## What you should do:
Quote every line of the data below word for word, leaving out the pictures.

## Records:
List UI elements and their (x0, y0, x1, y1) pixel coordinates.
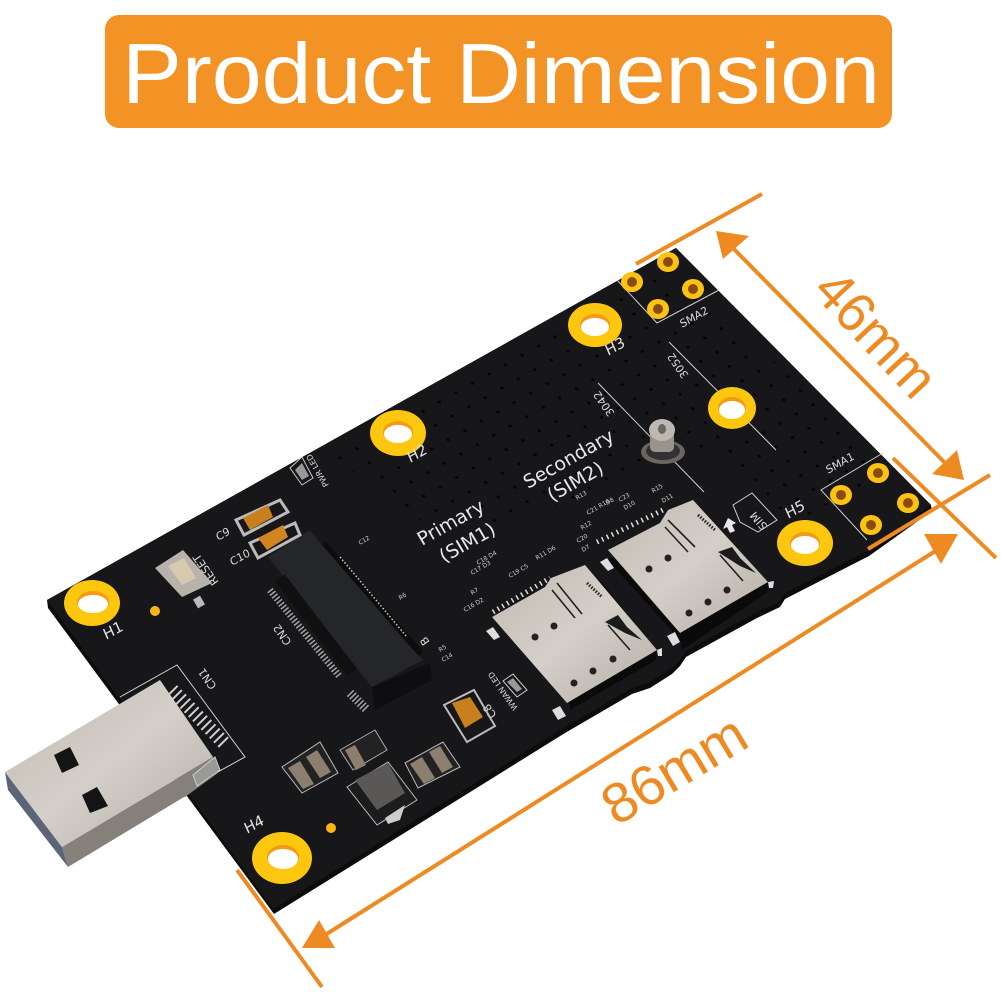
tiny silkscreen component marks: C18 D4 (476, 549, 498, 567)
circuit board (5, 248, 932, 914)
SIM labels: Primary (414, 496, 488, 550)
silkscreen labels: SMA1 (824, 450, 856, 477)
board surface (47, 248, 931, 909)
silkscreen labels: C10 (228, 546, 252, 569)
arrowhead bottom (932, 450, 964, 480)
silkscreen labels: H3 (602, 333, 628, 360)
arrowhead left (302, 920, 335, 948)
small SMD parts (282, 730, 460, 825)
mounting holes (64, 303, 833, 884)
SMA pads (621, 252, 919, 535)
silkscreen labels: 3052 (665, 350, 691, 381)
tiny silkscreen component marks: R6 (398, 592, 408, 602)
silkscreen labels: H4 (241, 811, 267, 838)
dimension: length 86mm (237, 458, 996, 987)
arrowhead right (924, 534, 958, 564)
tiny silkscreen component marks: C16 D2 (462, 596, 485, 614)
tiny silkscreen component marks: D11 (660, 492, 675, 505)
tiny silkscreen component marks: C20 (576, 533, 589, 545)
silkscreen labels: H5 (782, 496, 808, 523)
silkscreen labels: SIM (748, 509, 770, 532)
tiny silkscreen component marks: C17 D3 (470, 559, 492, 577)
tiny silkscreen component marks: C14 (440, 652, 454, 664)
tiny silkscreen component marks: D10 (622, 499, 637, 512)
silkscreen labels: C8 (480, 701, 499, 721)
tiny silkscreen component marks: R5 (438, 644, 448, 654)
tiny silkscreen component marks: C12 (358, 535, 371, 547)
tiny silkscreen component marks: R11 D6 (534, 545, 557, 562)
title banner: Product Dimension (122, 27, 880, 122)
silkscreen labels: SMA2 (678, 304, 710, 331)
tiny silkscreen component marks: R7 (470, 587, 480, 597)
silkscreen lines (120, 280, 883, 790)
silkscreen labels: RESET (190, 551, 221, 588)
silkscreen labels: H1 (100, 617, 126, 644)
SIM labels: (SIM2) (544, 458, 608, 506)
capacitors (236, 457, 527, 742)
SIM labels: (SIM1) (436, 519, 500, 567)
tiny silkscreen component marks: R12 (580, 520, 593, 532)
reset button (155, 550, 212, 608)
SIM slot 2 (600, 500, 774, 650)
right contact row (322, 545, 420, 655)
tiny silkscreen component marks: D8 (604, 496, 615, 507)
tiny silkscreen component marks: C23 (618, 492, 631, 504)
silkscreen labels (100, 304, 856, 838)
dimension: width 46mm: 46mm (802, 257, 950, 410)
silkscreen labels: PWR LED (305, 452, 331, 488)
dimension: width 46mm (636, 194, 990, 549)
tiny silkscreen component marks (358, 483, 675, 664)
standoff screw (641, 419, 685, 464)
M.2 connector (268, 530, 432, 710)
arrowhead top (716, 231, 749, 259)
USB connector (5, 680, 226, 867)
tiny silkscreen component marks: D7 (580, 543, 591, 554)
dimension: length 86mm: 86mm (590, 702, 758, 837)
SIM slot 1 (486, 565, 662, 720)
tiny silkscreen component marks: R15 (650, 483, 664, 495)
board edge thickness (47, 248, 932, 914)
SIM labels (414, 426, 618, 567)
silkscreen labels: CN1 (196, 666, 219, 692)
icon: arrow to SIM (723, 518, 736, 533)
tiny silkscreen component marks: C21 R14 (586, 498, 611, 517)
tiny silkscreen component marks: C19 C5 (508, 563, 530, 580)
silkscreen labels: H2 (404, 440, 430, 467)
silkscreen labels: C9 (214, 525, 232, 544)
SIM labels: Secondary (520, 426, 618, 493)
silkscreen labels: B (417, 634, 432, 648)
silkscreen labels: CN2 (271, 622, 294, 648)
silkscreen labels: 3042 (591, 388, 617, 419)
tiny silkscreen component marks: R13 (574, 490, 588, 502)
silkscreen labels: WWAN LED (486, 670, 520, 712)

## The reply:
List UI elements and their (x0, y0, x1, y1) pixel coordinates.
tiny silkscreen component marks: C18 D4 (476, 549, 498, 567)
circuit board (5, 248, 932, 914)
SIM labels: Primary (414, 496, 488, 550)
silkscreen labels: SMA1 (824, 450, 856, 477)
board surface (47, 248, 931, 909)
silkscreen labels: C10 (228, 546, 252, 569)
arrowhead bottom (932, 450, 964, 480)
silkscreen labels: H3 (602, 333, 628, 360)
arrowhead left (302, 920, 335, 948)
small SMD parts (282, 730, 460, 825)
mounting holes (64, 303, 833, 884)
SMA pads (621, 252, 919, 535)
silkscreen labels: 3052 (665, 350, 691, 381)
tiny silkscreen component marks: R6 (398, 592, 408, 602)
silkscreen labels: H4 (241, 811, 267, 838)
dimension: length 86mm (237, 458, 996, 987)
arrowhead right (924, 534, 958, 564)
tiny silkscreen component marks: C16 D2 (462, 596, 485, 614)
tiny silkscreen component marks: D11 (660, 492, 675, 505)
tiny silkscreen component marks: C20 (576, 533, 589, 545)
silkscreen labels: H5 (782, 496, 808, 523)
silkscreen labels: SIM (748, 509, 770, 532)
tiny silkscreen component marks: C17 D3 (470, 559, 492, 577)
tiny silkscreen component marks: C14 (440, 652, 454, 664)
tiny silkscreen component marks: D10 (622, 499, 637, 512)
silkscreen labels: C8 (480, 701, 499, 721)
tiny silkscreen component marks: R5 (438, 644, 448, 654)
tiny silkscreen component marks: C12 (358, 535, 371, 547)
tiny silkscreen component marks: R11 D6 (534, 545, 557, 562)
title banner: Product Dimension (122, 27, 880, 122)
silkscreen labels: SMA2 (678, 304, 710, 331)
tiny silkscreen component marks: R7 (470, 587, 480, 597)
silkscreen lines (120, 280, 883, 790)
silkscreen labels: RESET (190, 551, 221, 588)
silkscreen labels: H1 (100, 617, 126, 644)
SIM labels: (SIM2) (544, 458, 608, 506)
capacitors (236, 457, 527, 742)
SIM labels: (SIM1) (436, 519, 500, 567)
tiny silkscreen component marks: R12 (580, 520, 593, 532)
reset button (155, 550, 212, 608)
SIM slot 2 (600, 500, 774, 650)
right contact row (322, 545, 420, 655)
tiny silkscreen component marks: D8 (604, 496, 615, 507)
tiny silkscreen component marks: C23 (618, 492, 631, 504)
silkscreen labels (100, 304, 856, 838)
dimension: width 46mm: 46mm (802, 257, 950, 410)
silkscreen labels: PWR LED (305, 452, 331, 488)
dimension: width 46mm (636, 194, 990, 549)
tiny silkscreen component marks (358, 483, 675, 664)
standoff screw (641, 419, 685, 464)
M.2 connector (268, 530, 432, 710)
arrowhead top (716, 231, 749, 259)
USB connector (5, 680, 226, 867)
tiny silkscreen component marks: D7 (580, 543, 591, 554)
dimension: length 86mm: 86mm (590, 702, 758, 837)
SIM slot 1 (486, 565, 662, 720)
tiny silkscreen component marks: R15 (650, 483, 664, 495)
board edge thickness (47, 248, 932, 914)
SIM labels (414, 426, 618, 567)
silkscreen labels: CN1 (196, 666, 219, 692)
icon: arrow to SIM (723, 518, 736, 533)
tiny silkscreen component marks: C21 R14 (586, 498, 611, 517)
tiny silkscreen component marks: C19 C5 (508, 563, 530, 580)
silkscreen labels: H2 (404, 440, 430, 467)
silkscreen labels: C9 (214, 525, 232, 544)
SIM labels: Secondary (520, 426, 618, 493)
silkscreen labels: B (417, 634, 432, 648)
silkscreen labels: CN2 (271, 622, 294, 648)
silkscreen labels: 3042 (591, 388, 617, 419)
tiny silkscreen component marks: R13 (574, 490, 588, 502)
silkscreen labels: WWAN LED (486, 670, 520, 712)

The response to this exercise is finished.